*What to work on:* All records below must be retyped exactly.
-- START Given data --
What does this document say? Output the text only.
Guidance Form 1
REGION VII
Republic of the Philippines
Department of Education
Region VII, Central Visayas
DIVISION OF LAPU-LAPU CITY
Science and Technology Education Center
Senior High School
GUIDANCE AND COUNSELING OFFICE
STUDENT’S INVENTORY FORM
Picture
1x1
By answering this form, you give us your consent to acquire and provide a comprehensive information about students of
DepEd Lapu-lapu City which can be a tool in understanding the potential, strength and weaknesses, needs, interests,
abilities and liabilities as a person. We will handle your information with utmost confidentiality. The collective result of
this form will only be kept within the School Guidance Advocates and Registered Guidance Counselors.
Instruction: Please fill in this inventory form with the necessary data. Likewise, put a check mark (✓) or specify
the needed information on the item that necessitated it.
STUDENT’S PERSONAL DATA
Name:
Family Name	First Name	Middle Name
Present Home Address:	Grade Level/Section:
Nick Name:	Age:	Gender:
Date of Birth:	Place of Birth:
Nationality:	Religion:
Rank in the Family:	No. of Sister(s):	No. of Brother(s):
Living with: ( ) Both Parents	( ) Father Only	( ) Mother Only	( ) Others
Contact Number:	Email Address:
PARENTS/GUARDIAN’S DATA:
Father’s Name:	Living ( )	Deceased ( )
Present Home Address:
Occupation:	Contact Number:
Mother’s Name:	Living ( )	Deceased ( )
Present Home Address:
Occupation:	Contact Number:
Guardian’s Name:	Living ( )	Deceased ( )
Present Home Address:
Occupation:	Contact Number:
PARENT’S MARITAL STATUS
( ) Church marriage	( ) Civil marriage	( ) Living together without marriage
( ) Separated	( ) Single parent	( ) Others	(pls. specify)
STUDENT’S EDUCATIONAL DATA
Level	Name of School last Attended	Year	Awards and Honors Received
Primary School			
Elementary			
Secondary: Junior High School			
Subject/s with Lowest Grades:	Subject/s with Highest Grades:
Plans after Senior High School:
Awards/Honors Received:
-- END Given data --
*Solution to this problem:*
What does this document say? Output the text only.
Guidance Form 1
REGION VII
Republic of the Philippines
Department of Education
Region VII, Central Visayas
DIVISION OF LAPU-LAPU CITY
Science and Technology Education Center
Senior High School
GUIDANCE AND COUNSELING OFFICE
STUDENT’S INVENTORY FORM
Picture
1x1
By answering this form, you give us your consent to acquire and provide a comprehensive information about students of
DepEd Lapu-lapu City which can be a tool in understanding the potential, strength and weaknesses, needs, interests,
abilities and liabilities as a person. We will handle your information with utmost confidentiality. The collective result of
this form will only be kept within the School Guidance Advocates and Registered Guidance Counselors.
Instruction: Please fill in this inventory form with the necessary data. Likewise, put a check mark (✓) or specify
the needed information on the item that necessitated it.
STUDENT’S PERSONAL DATA
Name:
Family Name	First Name	Middle Name
Present Home Address:	Grade Level/Section:
Nick Name:	Age:	Gender:
Date of Birth:	Place of Birth:
Nationality:	Religion:
Rank in the Family:	No. of Sister(s):	No. of Brother(s):
Living with: ( ) Both Parents	( ) Father Only	( ) Mother Only	( ) Others
Contact Number:	Email Address:
PARENTS/GUARDIAN’S DATA:
Father’s Name:	Living ( )	Deceased ( )
Present Home Address:
Occupation:	Contact Number:
Mother’s Name:	Living ( )	Deceased ( )
Present Home Address:
Occupation:	Contact Number:
Guardian’s Name:	Living ( )	Deceased ( )
Present Home Address:
Occupation:	Contact Number:
PARENT’S MARITAL STATUS
( ) Church marriage	( ) Civil marriage	( ) Living together without marriage
( ) Separated	( ) Single parent	( ) Others	(pls. specify)
STUDENT’S EDUCATIONAL DATA
Level	Name of School last Attended	Year	Awards and Honors Received
Primary School			
Elementary			
Secondary: Junior High School			
Subject/s with Lowest Grades:	Subject/s with Highest Grades:
Plans after Senior High School:
Awards/Honors Received:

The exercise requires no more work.